## [Work to do]
Write out the listing below in full and exactly, leaving out every picture.

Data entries
* start *

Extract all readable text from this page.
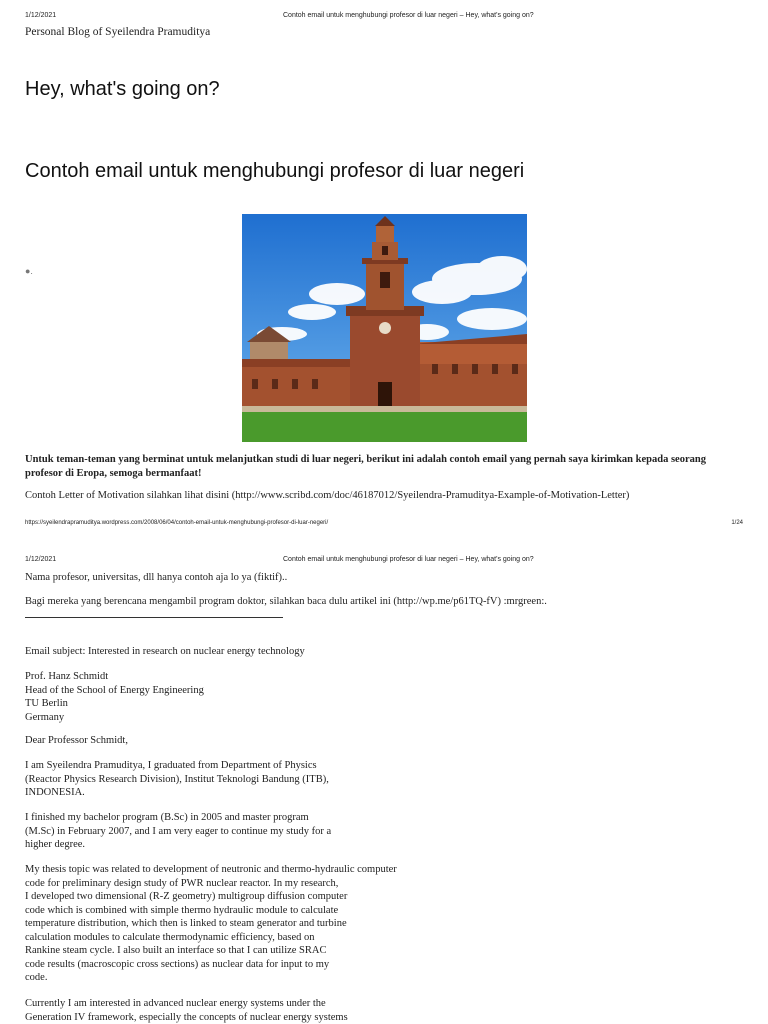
1/12/2021	Contoh email untuk menghubungi profesor di luar negeri – Hey, what's going on?
Personal Blog of Syeilendra Pramuditya
Hey, what's going on?
Contoh email untuk menghubungi profesor di luar negeri
●.
Untuk teman-teman yang berminat untuk melanjutkan studi di luar negeri, berikut ini adalah contoh email yang pernah saya kirimkan kepada seorang profesor di Eropa, semoga bermanfaat!
Contoh Letter of Motivation silahkan lihat disini (http://www.scribd.com/doc/46187012/Syeilendra-Pramuditya-Example-of-Motivation-Letter)
https://syeilendrapramuditya.wordpress.com/2008/06/04/contoh-email-untuk-menghubungi-profesor-di-luar-negeri/	1/24
1/12/2021	Contoh email untuk menghubungi profesor di luar negeri – Hey, what's going on?
Nama profesor, universitas, dll hanya contoh aja lo ya (fiktif)..
Bagi mereka yang berencana mengambil program doktor, silahkan baca dulu artikel ini (http://wp.me/p61TQ-fV) :mrgreen:.
Email subject: Interested in research on nuclear energy technology
Prof. Hanz Schmidt
Head of the School of Energy Engineering
TU Berlin
Germany
Dear Professor Schmidt,
I am Syeilendra Pramuditya, I graduated from Department of Physics
(Reactor Physics Research Division), Institut Teknologi Bandung (ITB),
INDONESIA.
I finished my bachelor program (B.Sc) in 2005 and master program
(M.Sc) in February 2007, and I am very eager to continue my study for a
higher degree.
My thesis topic was related to development of neutronic and thermo-hydraulic computer
code for preliminary design study of PWR nuclear reactor. In my research,
I developed two dimensional (R-Z geometry) multigroup diffusion computer
code which is combined with simple thermo hydraulic module to calculate
temperature distribution, which then is linked to steam generator and turbine
calculation modules to calculate thermodynamic efficiency, based on
Rankine steam cycle. I also built an interface so that I can utilize SRAC
code results (macroscopic cross sections) as nuclear data for input to my
code.
Currently I am interested in advanced nuclear energy systems under the
Generation IV framework, especially the concepts of nuclear energy systems
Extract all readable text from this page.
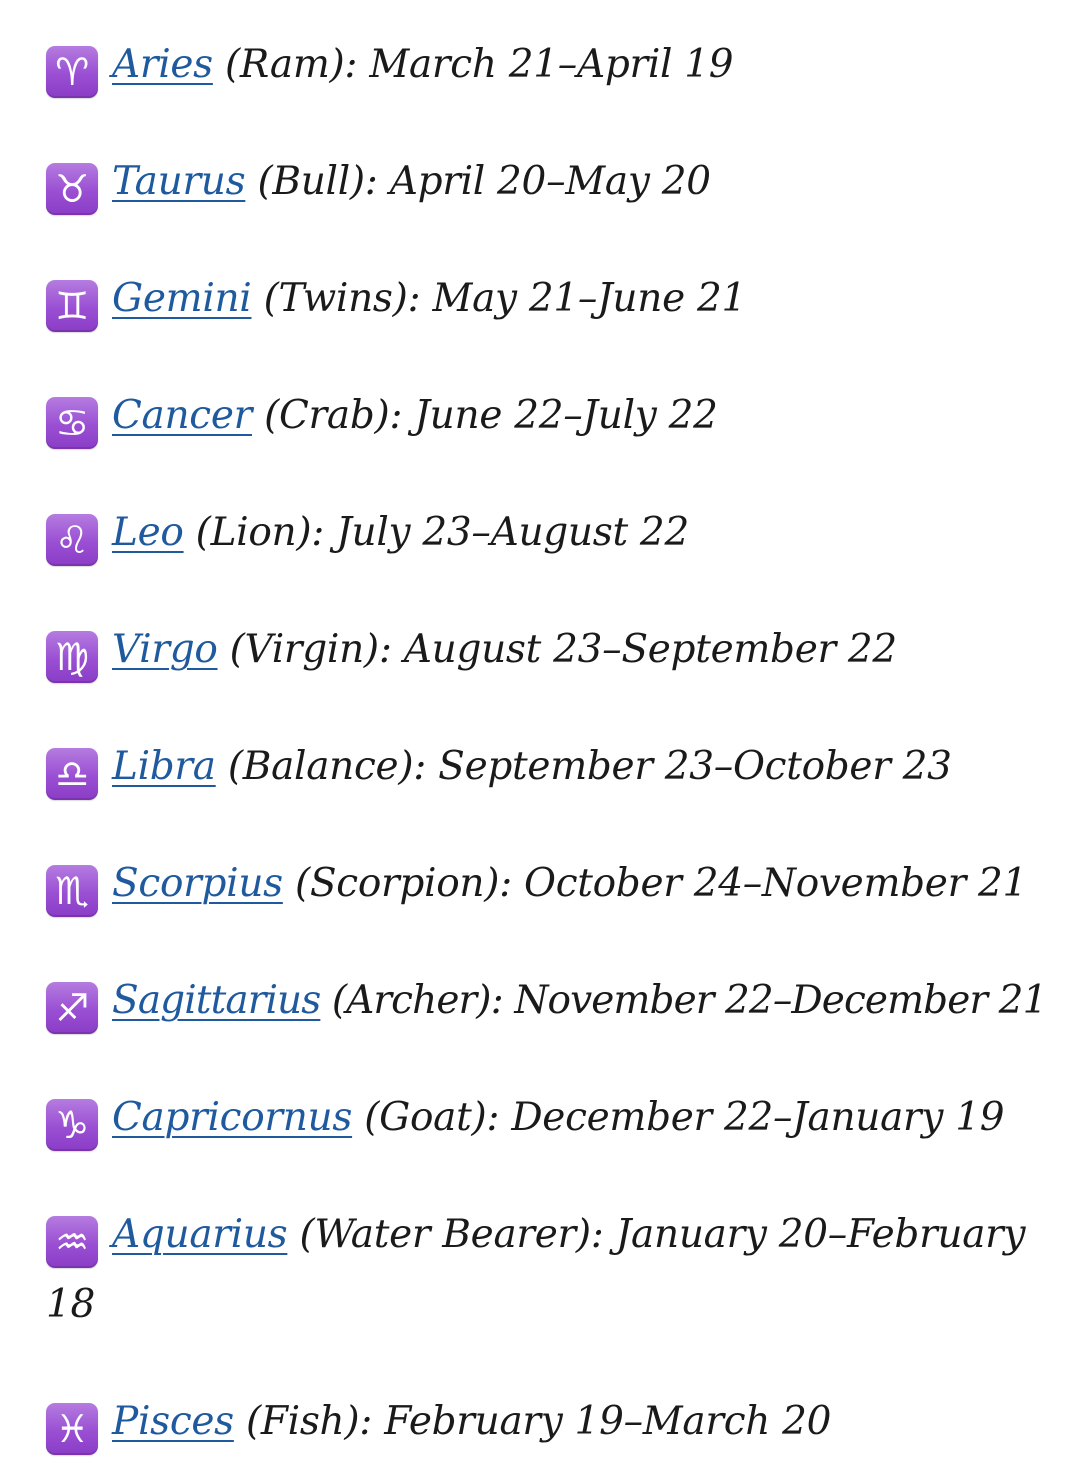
♈ Aries (Ram): March 21–April 19
♉ Taurus (Bull): April 20–May 20
♊ Gemini (Twins): May 21–June 21
♋ Cancer (Crab): June 22–July 22
♌ Leo (Lion): July 23–August 22
♍ Virgo (Virgin): August 23–September 22
♎ Libra (Balance): September 23–October 23
♏ Scorpius (Scorpion): October 24–November 21
♐ Sagittarius (Archer): November 22–December 21
♑ Capricornus (Goat): December 22–January 19
♒ Aquarius (Water Bearer): January 20–February 18
♓ Pisces (Fish): February 19–March 20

* end *

## [Exercise result]
Extract all readable text from this page.
1/12/2021	Contoh email untuk menghubungi profesor di luar negeri – Hey, what's going on?
Personal Blog of Syeilendra Pramuditya
Hey, what's going on?
Contoh email untuk menghubungi profesor di luar negeri
●.
Untuk teman-teman yang berminat untuk melanjutkan studi di luar negeri, berikut ini adalah contoh email yang pernah saya kirimkan kepada seorang profesor di Eropa, semoga bermanfaat!
Contoh Letter of Motivation silahkan lihat disini (http://www.scribd.com/doc/46187012/Syeilendra-Pramuditya-Example-of-Motivation-Letter)
https://syeilendrapramuditya.wordpress.com/2008/06/04/contoh-email-untuk-menghubungi-profesor-di-luar-negeri/	1/24
1/12/2021	Contoh email untuk menghubungi profesor di luar negeri – Hey, what's going on?
Nama profesor, universitas, dll hanya contoh aja lo ya (fiktif)..
Bagi mereka yang berencana mengambil program doktor, silahkan baca dulu artikel ini (http://wp.me/p61TQ-fV) :mrgreen:.
Email subject: Interested in research on nuclear energy technology
Prof. Hanz Schmidt
Head of the School of Energy Engineering
TU Berlin
Germany
Dear Professor Schmidt,
I am Syeilendra Pramuditya, I graduated from Department of Physics
(Reactor Physics Research Division), Institut Teknologi Bandung (ITB),
INDONESIA.
I finished my bachelor program (B.Sc) in 2005 and master program
(M.Sc) in February 2007, and I am very eager to continue my study for a
higher degree.
My thesis topic was related to development of neutronic and thermo-hydraulic computer
code for preliminary design study of PWR nuclear reactor. In my research,
I developed two dimensional (R-Z geometry) multigroup diffusion computer
code which is combined with simple thermo hydraulic module to calculate
temperature distribution, which then is linked to steam generator and turbine
calculation modules to calculate thermodynamic efficiency, based on
Rankine steam cycle. I also built an interface so that I can utilize SRAC
code results (macroscopic cross sections) as nuclear data for input to my
code.
Currently I am interested in advanced nuclear energy systems under the
Generation IV framework, especially the concepts of nuclear energy systems
Extract all readable text from this page.
♈ Aries (Ram): March 21–April 19
♉ Taurus (Bull): April 20–May 20
♊ Gemini (Twins): May 21–June 21
♋ Cancer (Crab): June 22–July 22
♌ Leo (Lion): July 23–August 22
♍ Virgo (Virgin): August 23–September 22
♎ Libra (Balance): September 23–October 23
♏ Scorpius (Scorpion): October 24–November 21
♐ Sagittarius (Archer): November 22–December 21
♑ Capricornus (Goat): December 22–January 19
♒ Aquarius (Water Bearer): January 20–February 18
♓ Pisces (Fish): February 19–March 20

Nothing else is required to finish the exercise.